WHAT IS REQUIRED: Pick out all lines in the listing holding the string "page" and copy them.
------
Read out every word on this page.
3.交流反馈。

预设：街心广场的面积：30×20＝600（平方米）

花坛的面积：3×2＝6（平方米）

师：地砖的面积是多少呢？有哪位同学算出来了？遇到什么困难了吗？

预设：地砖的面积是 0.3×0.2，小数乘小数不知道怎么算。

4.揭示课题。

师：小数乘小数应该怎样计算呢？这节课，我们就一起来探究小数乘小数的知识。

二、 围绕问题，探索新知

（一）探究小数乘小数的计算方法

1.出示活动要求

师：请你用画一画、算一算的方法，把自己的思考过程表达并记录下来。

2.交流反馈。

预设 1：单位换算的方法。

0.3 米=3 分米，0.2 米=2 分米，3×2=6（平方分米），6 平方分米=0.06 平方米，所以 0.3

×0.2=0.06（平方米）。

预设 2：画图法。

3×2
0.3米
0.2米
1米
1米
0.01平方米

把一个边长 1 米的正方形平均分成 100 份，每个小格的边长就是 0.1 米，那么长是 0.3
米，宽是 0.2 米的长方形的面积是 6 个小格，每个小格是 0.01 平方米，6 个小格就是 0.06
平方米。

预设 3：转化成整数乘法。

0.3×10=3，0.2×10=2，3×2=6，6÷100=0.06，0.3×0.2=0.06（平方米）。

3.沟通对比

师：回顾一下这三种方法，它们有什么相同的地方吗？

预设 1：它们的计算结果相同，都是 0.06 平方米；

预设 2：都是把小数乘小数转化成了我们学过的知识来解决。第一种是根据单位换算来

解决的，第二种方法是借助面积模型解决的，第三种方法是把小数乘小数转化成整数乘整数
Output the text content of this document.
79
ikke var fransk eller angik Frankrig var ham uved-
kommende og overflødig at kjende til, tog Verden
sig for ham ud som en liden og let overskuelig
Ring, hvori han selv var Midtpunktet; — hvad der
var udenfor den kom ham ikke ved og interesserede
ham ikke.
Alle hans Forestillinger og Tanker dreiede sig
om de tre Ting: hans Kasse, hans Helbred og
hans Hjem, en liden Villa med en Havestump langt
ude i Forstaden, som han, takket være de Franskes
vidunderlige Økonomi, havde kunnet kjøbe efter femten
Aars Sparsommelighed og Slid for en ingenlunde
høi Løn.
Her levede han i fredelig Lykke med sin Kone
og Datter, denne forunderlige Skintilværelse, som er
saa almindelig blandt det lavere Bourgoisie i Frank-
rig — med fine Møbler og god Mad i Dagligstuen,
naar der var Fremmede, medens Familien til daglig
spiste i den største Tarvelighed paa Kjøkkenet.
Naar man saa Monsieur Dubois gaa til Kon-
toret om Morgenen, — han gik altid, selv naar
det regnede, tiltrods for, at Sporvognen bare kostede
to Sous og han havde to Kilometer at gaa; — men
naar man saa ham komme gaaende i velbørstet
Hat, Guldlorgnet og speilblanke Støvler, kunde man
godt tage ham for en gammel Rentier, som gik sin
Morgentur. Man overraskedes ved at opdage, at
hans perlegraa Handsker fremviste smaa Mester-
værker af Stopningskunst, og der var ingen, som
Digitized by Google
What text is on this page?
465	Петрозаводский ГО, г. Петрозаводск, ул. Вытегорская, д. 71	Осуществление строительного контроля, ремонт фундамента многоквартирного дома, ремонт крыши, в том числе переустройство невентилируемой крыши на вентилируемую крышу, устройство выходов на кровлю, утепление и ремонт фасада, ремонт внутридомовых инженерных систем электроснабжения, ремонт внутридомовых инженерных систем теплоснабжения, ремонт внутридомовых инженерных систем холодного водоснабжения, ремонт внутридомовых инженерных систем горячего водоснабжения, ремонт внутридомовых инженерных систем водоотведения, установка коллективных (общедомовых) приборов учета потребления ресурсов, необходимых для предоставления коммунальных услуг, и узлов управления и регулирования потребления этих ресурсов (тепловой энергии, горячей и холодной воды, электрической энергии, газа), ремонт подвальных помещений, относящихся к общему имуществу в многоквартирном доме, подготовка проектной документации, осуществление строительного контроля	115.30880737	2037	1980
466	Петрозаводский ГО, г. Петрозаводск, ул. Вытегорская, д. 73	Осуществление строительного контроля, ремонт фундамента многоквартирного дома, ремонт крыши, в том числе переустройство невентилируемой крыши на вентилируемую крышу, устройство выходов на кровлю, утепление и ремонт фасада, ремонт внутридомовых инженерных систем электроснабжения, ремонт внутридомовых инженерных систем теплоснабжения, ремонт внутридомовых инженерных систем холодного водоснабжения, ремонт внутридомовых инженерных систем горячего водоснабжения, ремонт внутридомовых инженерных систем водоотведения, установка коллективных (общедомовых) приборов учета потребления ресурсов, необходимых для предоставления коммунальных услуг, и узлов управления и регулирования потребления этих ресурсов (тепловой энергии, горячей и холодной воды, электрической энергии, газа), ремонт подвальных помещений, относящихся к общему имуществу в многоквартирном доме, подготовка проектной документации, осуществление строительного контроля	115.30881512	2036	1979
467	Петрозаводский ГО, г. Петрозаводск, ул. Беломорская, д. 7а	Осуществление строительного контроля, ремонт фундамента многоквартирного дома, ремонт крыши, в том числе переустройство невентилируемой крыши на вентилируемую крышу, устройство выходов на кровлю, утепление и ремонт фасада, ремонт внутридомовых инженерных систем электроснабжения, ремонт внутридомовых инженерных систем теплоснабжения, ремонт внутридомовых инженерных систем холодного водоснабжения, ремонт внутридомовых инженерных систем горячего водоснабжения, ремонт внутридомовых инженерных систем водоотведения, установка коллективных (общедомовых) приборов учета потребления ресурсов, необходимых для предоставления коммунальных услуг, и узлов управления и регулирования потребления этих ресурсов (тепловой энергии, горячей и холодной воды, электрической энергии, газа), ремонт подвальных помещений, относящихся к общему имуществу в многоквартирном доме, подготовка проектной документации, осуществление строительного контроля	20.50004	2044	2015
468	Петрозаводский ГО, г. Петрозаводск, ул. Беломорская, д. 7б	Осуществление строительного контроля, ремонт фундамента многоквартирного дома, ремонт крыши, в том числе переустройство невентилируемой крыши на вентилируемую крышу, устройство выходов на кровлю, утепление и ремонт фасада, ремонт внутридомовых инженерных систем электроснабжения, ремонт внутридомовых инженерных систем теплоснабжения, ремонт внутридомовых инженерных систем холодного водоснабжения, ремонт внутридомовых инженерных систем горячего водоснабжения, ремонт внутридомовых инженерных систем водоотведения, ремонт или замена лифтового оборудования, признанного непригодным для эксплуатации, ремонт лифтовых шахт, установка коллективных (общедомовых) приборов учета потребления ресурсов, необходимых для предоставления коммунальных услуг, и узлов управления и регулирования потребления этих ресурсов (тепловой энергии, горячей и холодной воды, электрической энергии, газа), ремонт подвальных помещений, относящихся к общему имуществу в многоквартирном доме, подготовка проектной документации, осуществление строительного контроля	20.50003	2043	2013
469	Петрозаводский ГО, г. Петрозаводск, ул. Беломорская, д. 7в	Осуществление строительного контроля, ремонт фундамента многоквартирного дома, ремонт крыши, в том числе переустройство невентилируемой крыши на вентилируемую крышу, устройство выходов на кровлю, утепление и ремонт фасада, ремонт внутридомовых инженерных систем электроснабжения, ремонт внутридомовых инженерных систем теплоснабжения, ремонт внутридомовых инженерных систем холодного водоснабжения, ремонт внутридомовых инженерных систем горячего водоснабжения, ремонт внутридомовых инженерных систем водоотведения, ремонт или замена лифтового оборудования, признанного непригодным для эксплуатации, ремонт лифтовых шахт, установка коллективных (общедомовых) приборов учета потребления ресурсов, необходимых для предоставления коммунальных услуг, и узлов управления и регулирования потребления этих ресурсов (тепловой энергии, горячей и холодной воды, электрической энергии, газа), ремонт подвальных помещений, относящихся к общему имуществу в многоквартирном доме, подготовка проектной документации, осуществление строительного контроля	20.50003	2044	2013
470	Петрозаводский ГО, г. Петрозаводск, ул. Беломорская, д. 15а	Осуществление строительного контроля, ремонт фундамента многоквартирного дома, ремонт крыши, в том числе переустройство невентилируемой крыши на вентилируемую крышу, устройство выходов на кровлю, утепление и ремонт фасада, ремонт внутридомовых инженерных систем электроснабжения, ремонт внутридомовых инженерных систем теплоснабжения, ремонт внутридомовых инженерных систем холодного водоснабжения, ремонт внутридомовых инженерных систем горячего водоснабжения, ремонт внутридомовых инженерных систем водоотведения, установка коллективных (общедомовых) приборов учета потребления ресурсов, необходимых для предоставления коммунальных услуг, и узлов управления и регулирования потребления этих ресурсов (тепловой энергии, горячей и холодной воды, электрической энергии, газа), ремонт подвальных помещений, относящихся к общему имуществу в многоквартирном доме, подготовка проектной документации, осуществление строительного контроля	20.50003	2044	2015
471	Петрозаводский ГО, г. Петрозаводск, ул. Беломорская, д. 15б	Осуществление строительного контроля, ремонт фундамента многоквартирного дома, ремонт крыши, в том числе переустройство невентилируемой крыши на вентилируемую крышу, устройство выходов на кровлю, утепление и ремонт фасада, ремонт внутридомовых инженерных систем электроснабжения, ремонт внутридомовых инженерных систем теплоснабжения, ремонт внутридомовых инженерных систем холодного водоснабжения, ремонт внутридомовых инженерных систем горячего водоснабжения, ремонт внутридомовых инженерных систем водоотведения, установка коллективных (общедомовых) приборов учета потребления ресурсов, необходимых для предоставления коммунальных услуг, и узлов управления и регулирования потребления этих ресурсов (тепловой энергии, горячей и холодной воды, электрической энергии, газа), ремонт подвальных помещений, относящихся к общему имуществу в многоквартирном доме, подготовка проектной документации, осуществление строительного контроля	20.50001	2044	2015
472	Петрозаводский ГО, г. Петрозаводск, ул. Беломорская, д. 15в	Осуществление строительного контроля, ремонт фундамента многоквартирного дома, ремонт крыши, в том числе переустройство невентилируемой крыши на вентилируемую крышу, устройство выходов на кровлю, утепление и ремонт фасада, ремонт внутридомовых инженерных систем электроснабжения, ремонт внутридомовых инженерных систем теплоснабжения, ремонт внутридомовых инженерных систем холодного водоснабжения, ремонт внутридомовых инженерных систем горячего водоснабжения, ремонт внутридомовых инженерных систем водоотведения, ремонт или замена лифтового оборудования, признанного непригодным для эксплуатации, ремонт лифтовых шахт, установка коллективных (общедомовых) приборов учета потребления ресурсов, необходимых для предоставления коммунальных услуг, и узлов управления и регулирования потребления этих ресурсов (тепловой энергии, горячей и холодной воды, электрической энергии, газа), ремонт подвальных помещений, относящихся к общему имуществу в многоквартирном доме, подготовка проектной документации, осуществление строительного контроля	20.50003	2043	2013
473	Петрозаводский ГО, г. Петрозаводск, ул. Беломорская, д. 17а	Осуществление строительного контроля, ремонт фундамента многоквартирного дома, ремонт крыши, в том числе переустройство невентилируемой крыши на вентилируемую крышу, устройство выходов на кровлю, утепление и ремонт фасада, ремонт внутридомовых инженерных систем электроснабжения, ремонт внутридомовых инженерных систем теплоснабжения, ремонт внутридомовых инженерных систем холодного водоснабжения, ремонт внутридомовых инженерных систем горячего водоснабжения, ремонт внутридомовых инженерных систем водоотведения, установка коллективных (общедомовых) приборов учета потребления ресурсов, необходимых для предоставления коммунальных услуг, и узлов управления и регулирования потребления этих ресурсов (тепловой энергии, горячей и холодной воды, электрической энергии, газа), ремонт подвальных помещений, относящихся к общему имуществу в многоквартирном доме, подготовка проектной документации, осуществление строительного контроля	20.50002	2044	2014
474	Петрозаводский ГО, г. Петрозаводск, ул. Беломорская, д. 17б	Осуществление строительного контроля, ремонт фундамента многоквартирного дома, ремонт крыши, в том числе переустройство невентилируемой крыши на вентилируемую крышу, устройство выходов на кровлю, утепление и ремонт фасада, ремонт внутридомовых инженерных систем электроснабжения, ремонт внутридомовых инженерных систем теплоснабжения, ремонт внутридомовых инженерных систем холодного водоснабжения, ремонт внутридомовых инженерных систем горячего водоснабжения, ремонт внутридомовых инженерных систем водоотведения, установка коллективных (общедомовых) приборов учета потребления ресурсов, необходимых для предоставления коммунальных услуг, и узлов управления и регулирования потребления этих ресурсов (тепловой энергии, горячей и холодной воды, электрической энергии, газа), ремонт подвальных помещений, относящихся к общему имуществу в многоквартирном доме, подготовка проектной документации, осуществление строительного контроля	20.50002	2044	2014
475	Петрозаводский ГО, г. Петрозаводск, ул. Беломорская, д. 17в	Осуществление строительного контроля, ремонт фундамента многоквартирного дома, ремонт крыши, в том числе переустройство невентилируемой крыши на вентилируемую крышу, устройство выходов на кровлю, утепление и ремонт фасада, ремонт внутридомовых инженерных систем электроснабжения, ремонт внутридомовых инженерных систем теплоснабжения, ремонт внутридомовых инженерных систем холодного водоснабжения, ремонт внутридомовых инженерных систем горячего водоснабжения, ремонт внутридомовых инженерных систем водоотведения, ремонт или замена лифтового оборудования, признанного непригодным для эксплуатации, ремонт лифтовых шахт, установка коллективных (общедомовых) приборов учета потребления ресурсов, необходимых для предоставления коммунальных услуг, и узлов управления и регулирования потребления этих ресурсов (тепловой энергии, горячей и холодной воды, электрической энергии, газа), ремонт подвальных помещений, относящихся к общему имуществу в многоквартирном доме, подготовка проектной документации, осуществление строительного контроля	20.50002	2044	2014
------
RESPONSE TO THIS EXERCISE:
Read out every word on this page.
What text is on this page?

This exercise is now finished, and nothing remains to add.